RECORDS FOR THE EXERCISE:

** begin **

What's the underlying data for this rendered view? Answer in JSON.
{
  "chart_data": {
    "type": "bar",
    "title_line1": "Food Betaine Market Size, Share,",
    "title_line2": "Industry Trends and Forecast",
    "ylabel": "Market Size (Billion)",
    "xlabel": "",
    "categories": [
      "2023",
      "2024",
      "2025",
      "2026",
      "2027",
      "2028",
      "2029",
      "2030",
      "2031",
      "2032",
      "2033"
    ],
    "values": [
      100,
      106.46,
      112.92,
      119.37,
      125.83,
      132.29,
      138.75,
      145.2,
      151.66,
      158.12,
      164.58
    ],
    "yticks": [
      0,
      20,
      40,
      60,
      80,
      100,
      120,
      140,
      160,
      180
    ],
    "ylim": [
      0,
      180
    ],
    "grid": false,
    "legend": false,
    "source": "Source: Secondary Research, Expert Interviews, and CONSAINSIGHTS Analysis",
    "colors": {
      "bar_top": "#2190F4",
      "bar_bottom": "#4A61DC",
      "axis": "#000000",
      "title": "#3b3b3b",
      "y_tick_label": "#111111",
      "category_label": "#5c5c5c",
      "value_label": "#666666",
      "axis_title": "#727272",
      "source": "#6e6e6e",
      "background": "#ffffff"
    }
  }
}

** end **

WRITTEN INSTRUCTION:
Word for word, write out all of the data above.

SOLUTION FOR THIS EXERCISE:
What's the underlying data for this rendered view? Answer in JSON.
{
  "chart_data": {
    "type": "bar",
    "title_line1": "Food Betaine Market Size, Share,",
    "title_line2": "Industry Trends and Forecast",
    "ylabel": "Market Size (Billion)",
    "xlabel": "",
    "categories": [
      "2023",
      "2024",
      "2025",
      "2026",
      "2027",
      "2028",
      "2029",
      "2030",
      "2031",
      "2032",
      "2033"
    ],
    "values": [
      100,
      106.46,
      112.92,
      119.37,
      125.83,
      132.29,
      138.75,
      145.2,
      151.66,
      158.12,
      164.58
    ],
    "yticks": [
      0,
      20,
      40,
      60,
      80,
      100,
      120,
      140,
      160,
      180
    ],
    "ylim": [
      0,
      180
    ],
    "grid": false,
    "legend": false,
    "source": "Source: Secondary Research, Expert Interviews, and CONSAINSIGHTS Analysis",
    "colors": {
      "bar_top": "#2190F4",
      "bar_bottom": "#4A61DC",
      "axis": "#000000",
      "title": "#3b3b3b",
      "y_tick_label": "#111111",
      "category_label": "#5c5c5c",
      "value_label": "#666666",
      "axis_title": "#727272",
      "source": "#6e6e6e",
      "background": "#ffffff"
    }
  }
}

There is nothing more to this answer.